Task brief - Copy every row below word for word, with the picture left out.

Records shown -

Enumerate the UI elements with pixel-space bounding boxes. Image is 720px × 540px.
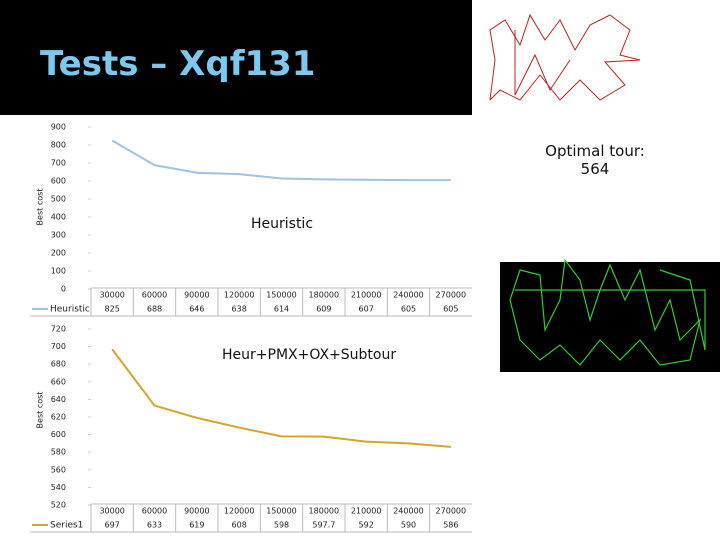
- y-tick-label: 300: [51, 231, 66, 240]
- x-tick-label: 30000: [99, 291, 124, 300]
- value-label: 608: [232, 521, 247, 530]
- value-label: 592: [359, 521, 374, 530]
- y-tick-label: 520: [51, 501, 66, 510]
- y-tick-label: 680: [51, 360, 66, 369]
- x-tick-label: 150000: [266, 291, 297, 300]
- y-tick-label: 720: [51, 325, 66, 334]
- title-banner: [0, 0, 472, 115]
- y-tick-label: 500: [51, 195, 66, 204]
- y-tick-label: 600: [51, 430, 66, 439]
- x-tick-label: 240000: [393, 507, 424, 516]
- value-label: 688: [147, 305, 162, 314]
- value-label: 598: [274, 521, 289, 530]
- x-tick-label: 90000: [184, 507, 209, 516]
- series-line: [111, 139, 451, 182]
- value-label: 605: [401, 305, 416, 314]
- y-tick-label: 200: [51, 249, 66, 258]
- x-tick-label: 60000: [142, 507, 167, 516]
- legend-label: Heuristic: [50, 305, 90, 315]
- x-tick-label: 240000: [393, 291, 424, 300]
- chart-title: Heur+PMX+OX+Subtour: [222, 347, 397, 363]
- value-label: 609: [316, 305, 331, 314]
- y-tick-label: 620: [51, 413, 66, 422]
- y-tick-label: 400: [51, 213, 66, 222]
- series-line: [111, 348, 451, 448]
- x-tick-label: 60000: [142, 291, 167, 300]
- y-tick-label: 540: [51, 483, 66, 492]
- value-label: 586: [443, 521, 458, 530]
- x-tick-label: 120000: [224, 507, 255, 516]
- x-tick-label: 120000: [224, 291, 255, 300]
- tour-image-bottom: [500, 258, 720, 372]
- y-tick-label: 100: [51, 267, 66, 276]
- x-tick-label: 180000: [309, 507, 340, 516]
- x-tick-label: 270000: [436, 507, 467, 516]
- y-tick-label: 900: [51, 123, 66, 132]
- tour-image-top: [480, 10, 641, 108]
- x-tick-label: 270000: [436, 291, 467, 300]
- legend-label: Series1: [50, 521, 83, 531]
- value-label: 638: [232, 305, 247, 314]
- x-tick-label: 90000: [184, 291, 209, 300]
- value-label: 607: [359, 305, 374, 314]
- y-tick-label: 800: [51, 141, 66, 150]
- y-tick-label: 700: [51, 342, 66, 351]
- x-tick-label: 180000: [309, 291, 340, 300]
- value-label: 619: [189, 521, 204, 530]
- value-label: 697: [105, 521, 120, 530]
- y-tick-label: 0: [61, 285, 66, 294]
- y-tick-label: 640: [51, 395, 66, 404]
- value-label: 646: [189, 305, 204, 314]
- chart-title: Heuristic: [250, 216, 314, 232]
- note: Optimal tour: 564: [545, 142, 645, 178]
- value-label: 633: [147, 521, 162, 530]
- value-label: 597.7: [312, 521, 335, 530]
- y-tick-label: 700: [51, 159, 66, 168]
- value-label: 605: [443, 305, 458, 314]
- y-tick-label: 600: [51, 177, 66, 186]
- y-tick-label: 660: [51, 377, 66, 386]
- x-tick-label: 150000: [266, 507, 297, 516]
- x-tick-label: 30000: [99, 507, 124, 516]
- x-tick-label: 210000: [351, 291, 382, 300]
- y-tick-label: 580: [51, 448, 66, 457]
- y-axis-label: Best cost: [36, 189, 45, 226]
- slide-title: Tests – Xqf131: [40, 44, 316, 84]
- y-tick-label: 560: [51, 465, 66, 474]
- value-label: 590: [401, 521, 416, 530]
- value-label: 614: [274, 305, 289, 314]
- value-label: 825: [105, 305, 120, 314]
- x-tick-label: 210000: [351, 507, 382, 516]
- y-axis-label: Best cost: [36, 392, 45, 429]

Result of the task -
Enumerate the UI elements with pixel-space bounding boxes. Image is 720px × 540px.
- y-tick-label: 300: [51, 231, 66, 240]
- x-tick-label: 30000: [99, 291, 124, 300]
- value-label: 608: [232, 521, 247, 530]
- value-label: 592: [359, 521, 374, 530]
- y-tick-label: 520: [51, 501, 66, 510]
- y-tick-label: 680: [51, 360, 66, 369]
- x-tick-label: 150000: [266, 291, 297, 300]
- y-tick-label: 720: [51, 325, 66, 334]
- title-banner: [0, 0, 472, 115]
- y-tick-label: 500: [51, 195, 66, 204]
- y-tick-label: 600: [51, 430, 66, 439]
- x-tick-label: 240000: [393, 507, 424, 516]
- value-label: 688: [147, 305, 162, 314]
- value-label: 598: [274, 521, 289, 530]
- x-tick-label: 90000: [184, 507, 209, 516]
- series-line: [111, 139, 451, 182]
- value-label: 605: [401, 305, 416, 314]
- y-tick-label: 200: [51, 249, 66, 258]
- x-tick-label: 60000: [142, 507, 167, 516]
- legend-label: Heuristic: [50, 305, 90, 315]
- x-tick-label: 240000: [393, 291, 424, 300]
- chart-title: Heur+PMX+OX+Subtour: [222, 347, 397, 363]
- value-label: 609: [316, 305, 331, 314]
- y-tick-label: 620: [51, 413, 66, 422]
- y-tick-label: 400: [51, 213, 66, 222]
- series-line: [111, 348, 451, 448]
- x-tick-label: 60000: [142, 291, 167, 300]
- y-tick-label: 540: [51, 483, 66, 492]
- value-label: 586: [443, 521, 458, 530]
- x-tick-label: 120000: [224, 507, 255, 516]
- x-tick-label: 120000: [224, 291, 255, 300]
- tour-image-bottom: [500, 258, 720, 372]
- y-tick-label: 100: [51, 267, 66, 276]
- x-tick-label: 180000: [309, 507, 340, 516]
- x-tick-label: 270000: [436, 507, 467, 516]
- y-tick-label: 900: [51, 123, 66, 132]
- tour-image-top: [480, 10, 641, 108]
- x-tick-label: 270000: [436, 291, 467, 300]
- legend-label: Series1: [50, 521, 83, 531]
- value-label: 638: [232, 305, 247, 314]
- x-tick-label: 90000: [184, 291, 209, 300]
- value-label: 607: [359, 305, 374, 314]
- y-tick-label: 800: [51, 141, 66, 150]
- y-tick-label: 700: [51, 342, 66, 351]
- x-tick-label: 180000: [309, 291, 340, 300]
- value-label: 619: [189, 521, 204, 530]
- value-label: 697: [105, 521, 120, 530]
- y-tick-label: 0: [61, 285, 66, 294]
- y-tick-label: 640: [51, 395, 66, 404]
- value-label: 646: [189, 305, 204, 314]
- chart-title: Heuristic: [250, 216, 314, 232]
- note: Optimal tour: 564: [545, 142, 645, 178]
- value-label: 633: [147, 521, 162, 530]
- value-label: 597.7: [312, 521, 335, 530]
- y-tick-label: 700: [51, 159, 66, 168]
- value-label: 605: [443, 305, 458, 314]
- y-tick-label: 600: [51, 177, 66, 186]
- y-tick-label: 660: [51, 377, 66, 386]
- x-tick-label: 150000: [266, 507, 297, 516]
- x-tick-label: 30000: [99, 507, 124, 516]
- x-tick-label: 210000: [351, 291, 382, 300]
- y-tick-label: 580: [51, 448, 66, 457]
- y-axis-label: Best cost: [36, 189, 45, 226]
- slide-title: Tests – Xqf131: [40, 44, 316, 84]
- y-tick-label: 560: [51, 465, 66, 474]
- value-label: 590: [401, 521, 416, 530]
- value-label: 614: [274, 305, 289, 314]
- value-label: 825: [105, 305, 120, 314]
- x-tick-label: 210000: [351, 507, 382, 516]
- y-axis-label: Best cost: [36, 392, 45, 429]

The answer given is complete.